-- MATERIAL start --
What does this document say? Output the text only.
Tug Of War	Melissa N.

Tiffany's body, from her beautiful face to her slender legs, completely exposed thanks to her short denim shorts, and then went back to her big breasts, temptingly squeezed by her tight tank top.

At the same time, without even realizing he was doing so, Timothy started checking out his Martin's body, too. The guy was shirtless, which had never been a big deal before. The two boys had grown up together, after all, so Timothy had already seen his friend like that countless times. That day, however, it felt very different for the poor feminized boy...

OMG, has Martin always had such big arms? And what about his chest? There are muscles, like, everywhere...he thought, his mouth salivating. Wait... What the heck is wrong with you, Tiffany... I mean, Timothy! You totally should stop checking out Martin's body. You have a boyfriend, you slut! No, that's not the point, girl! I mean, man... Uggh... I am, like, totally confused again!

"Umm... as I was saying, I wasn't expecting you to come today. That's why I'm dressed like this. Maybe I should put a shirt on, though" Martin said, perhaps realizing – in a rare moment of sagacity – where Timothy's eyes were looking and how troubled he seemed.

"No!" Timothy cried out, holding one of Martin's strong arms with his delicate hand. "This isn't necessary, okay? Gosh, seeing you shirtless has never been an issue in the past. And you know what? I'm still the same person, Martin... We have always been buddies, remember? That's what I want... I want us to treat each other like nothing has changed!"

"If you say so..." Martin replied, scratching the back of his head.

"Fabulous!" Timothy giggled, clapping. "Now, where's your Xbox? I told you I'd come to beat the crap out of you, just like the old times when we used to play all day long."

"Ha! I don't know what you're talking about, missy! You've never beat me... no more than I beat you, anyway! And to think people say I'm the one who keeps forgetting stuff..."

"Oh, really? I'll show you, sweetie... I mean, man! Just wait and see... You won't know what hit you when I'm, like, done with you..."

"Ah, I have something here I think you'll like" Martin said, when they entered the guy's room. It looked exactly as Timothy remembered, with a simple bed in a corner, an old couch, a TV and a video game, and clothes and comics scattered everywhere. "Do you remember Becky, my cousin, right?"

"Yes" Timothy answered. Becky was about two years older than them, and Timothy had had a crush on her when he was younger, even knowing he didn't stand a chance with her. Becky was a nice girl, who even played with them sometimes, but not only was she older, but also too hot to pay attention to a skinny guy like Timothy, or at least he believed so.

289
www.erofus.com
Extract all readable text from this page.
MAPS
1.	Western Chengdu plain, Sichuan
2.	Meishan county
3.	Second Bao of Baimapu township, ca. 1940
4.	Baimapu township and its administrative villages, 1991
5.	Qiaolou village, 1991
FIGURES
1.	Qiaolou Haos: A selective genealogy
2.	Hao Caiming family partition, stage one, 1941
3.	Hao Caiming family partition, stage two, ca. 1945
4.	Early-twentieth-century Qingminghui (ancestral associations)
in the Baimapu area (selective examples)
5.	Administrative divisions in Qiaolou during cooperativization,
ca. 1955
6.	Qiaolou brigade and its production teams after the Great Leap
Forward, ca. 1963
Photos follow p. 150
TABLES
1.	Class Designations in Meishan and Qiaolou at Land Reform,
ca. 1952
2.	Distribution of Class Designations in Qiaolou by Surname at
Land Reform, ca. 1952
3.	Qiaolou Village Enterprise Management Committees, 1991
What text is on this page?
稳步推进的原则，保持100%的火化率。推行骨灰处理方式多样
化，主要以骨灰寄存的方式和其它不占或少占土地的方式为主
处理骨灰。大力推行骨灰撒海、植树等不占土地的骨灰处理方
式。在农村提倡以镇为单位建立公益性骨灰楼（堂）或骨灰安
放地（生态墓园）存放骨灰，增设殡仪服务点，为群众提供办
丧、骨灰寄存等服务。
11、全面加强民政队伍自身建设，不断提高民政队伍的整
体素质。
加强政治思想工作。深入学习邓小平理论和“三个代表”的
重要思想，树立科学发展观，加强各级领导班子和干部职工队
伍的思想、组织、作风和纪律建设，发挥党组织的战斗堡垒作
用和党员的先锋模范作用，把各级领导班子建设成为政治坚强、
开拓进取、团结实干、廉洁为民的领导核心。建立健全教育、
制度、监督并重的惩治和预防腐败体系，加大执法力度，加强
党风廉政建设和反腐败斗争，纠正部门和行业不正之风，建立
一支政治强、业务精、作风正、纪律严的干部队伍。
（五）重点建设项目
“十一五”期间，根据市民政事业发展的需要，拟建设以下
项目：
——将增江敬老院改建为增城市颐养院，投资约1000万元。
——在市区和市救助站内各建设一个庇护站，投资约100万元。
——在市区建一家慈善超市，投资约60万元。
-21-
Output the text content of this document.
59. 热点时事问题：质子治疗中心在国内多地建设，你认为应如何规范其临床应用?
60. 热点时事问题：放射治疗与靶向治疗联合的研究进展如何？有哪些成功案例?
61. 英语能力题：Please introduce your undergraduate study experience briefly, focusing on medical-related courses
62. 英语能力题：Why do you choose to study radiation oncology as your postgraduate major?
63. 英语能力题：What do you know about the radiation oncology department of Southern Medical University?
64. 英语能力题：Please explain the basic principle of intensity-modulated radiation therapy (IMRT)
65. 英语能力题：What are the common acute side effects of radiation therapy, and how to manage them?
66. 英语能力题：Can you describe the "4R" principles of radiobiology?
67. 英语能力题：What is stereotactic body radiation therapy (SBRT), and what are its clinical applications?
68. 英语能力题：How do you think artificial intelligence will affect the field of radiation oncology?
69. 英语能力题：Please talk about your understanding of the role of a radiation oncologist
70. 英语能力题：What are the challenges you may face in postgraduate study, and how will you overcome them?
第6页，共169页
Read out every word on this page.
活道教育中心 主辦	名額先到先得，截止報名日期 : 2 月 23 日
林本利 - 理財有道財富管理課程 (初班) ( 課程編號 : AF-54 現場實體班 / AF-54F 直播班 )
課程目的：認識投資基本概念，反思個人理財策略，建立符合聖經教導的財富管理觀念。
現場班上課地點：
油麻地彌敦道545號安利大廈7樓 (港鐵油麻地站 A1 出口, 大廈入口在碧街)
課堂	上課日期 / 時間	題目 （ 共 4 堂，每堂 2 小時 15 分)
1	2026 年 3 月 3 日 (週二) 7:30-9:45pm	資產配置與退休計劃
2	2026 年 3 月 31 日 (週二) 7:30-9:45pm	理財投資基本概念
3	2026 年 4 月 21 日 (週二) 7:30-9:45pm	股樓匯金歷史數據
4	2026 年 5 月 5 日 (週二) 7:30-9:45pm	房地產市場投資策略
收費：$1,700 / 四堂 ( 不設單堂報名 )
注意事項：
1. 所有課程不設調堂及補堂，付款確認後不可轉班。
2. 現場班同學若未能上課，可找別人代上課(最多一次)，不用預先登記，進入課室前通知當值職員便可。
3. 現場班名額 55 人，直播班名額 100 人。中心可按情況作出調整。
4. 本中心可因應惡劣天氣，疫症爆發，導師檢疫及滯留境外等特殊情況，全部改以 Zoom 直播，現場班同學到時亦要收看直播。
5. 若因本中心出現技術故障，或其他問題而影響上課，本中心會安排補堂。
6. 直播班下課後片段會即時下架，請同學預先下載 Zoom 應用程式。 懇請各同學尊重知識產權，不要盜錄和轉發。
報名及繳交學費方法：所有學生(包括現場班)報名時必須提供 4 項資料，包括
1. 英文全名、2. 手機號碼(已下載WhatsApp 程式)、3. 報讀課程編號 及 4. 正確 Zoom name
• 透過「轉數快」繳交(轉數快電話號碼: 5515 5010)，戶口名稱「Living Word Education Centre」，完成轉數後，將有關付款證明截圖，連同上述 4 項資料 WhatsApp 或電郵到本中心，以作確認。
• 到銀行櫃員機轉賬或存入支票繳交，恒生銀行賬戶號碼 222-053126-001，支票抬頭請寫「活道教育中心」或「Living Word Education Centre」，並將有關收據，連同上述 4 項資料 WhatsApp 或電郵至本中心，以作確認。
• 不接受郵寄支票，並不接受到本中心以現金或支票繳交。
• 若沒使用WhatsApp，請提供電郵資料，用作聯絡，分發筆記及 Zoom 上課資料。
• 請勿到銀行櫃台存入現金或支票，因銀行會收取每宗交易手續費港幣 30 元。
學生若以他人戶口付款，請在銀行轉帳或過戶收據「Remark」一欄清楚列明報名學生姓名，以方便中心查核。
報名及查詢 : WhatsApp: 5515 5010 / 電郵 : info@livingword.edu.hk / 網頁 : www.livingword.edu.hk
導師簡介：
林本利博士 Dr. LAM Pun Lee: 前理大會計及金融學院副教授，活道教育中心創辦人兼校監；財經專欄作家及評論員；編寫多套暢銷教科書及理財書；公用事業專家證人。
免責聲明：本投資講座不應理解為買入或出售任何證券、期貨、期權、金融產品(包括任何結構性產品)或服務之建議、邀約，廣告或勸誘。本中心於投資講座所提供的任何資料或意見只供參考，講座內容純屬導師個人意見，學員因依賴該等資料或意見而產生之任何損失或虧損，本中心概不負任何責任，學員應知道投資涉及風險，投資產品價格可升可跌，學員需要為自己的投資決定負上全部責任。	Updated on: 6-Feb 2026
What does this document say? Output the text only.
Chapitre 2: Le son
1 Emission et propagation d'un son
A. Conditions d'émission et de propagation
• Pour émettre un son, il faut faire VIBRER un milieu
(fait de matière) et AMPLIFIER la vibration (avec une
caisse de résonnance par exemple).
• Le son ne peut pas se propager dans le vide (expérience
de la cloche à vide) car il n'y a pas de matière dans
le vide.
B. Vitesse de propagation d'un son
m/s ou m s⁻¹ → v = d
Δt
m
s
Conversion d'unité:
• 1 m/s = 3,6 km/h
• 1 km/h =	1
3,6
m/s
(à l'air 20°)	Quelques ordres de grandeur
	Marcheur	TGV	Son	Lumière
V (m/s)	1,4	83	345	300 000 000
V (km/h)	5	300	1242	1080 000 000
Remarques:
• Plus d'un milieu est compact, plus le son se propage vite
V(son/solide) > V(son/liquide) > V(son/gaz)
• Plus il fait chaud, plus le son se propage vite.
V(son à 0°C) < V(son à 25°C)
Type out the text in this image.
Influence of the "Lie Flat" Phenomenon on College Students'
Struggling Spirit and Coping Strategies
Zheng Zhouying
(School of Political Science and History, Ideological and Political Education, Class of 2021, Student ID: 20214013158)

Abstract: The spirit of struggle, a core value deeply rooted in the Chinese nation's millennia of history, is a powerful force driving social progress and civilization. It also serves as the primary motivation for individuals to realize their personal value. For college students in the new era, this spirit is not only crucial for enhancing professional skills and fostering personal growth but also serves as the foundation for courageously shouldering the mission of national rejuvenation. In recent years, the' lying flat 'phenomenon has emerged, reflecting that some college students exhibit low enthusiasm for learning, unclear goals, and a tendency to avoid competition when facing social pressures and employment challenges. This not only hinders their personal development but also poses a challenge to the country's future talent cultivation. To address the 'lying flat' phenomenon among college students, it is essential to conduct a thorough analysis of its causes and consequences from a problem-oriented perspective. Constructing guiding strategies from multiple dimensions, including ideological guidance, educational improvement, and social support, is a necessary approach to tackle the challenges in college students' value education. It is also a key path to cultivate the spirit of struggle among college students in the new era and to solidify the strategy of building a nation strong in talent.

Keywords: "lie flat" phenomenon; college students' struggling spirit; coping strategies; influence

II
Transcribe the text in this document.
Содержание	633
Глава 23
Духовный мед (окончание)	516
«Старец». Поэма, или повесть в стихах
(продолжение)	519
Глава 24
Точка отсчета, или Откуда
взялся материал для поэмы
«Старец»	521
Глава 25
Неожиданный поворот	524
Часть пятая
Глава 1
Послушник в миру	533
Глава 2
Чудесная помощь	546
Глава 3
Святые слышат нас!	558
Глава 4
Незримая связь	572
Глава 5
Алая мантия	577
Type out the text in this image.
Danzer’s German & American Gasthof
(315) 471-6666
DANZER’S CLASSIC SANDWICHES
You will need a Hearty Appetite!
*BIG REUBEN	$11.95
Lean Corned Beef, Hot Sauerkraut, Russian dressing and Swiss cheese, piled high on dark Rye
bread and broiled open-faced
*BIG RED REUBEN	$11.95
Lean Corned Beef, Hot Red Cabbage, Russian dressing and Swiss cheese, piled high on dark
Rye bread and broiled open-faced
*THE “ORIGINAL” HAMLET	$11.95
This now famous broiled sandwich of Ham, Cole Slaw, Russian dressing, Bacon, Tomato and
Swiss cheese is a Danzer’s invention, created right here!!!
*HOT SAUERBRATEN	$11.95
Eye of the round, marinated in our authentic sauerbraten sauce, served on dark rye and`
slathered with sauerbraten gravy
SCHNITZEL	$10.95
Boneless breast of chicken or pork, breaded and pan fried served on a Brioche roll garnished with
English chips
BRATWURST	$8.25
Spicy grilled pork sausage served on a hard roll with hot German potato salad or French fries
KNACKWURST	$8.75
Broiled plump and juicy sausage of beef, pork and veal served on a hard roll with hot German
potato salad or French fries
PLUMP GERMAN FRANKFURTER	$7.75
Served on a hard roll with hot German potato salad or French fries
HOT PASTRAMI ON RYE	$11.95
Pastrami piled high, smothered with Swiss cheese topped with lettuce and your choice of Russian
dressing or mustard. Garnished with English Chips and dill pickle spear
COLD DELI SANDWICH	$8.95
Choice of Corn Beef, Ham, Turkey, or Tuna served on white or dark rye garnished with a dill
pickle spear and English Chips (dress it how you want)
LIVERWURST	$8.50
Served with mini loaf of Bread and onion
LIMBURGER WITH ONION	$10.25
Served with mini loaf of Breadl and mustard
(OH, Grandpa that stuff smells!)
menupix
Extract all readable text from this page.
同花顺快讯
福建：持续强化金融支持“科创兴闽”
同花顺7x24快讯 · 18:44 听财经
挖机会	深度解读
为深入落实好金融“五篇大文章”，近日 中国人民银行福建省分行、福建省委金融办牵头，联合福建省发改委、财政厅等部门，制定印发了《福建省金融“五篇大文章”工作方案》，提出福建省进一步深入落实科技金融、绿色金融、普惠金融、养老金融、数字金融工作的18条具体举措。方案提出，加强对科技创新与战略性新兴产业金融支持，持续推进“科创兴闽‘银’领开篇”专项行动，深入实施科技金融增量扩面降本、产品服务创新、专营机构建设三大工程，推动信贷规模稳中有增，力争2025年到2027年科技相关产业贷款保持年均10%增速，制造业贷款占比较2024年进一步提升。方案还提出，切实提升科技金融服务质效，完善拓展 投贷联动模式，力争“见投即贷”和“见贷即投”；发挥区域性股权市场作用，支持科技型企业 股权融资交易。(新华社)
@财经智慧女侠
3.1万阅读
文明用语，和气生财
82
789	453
-- MATERIAL end --
PROBLEM DETAILS >>
Wherever the word "fait" occurs in a line of the listing, copy that line.

ANSWER IN FULL >>
(fait de matière) et AMPLIFIER la vibration (avec une
• Plus il fait chaud, plus le son se propage vite.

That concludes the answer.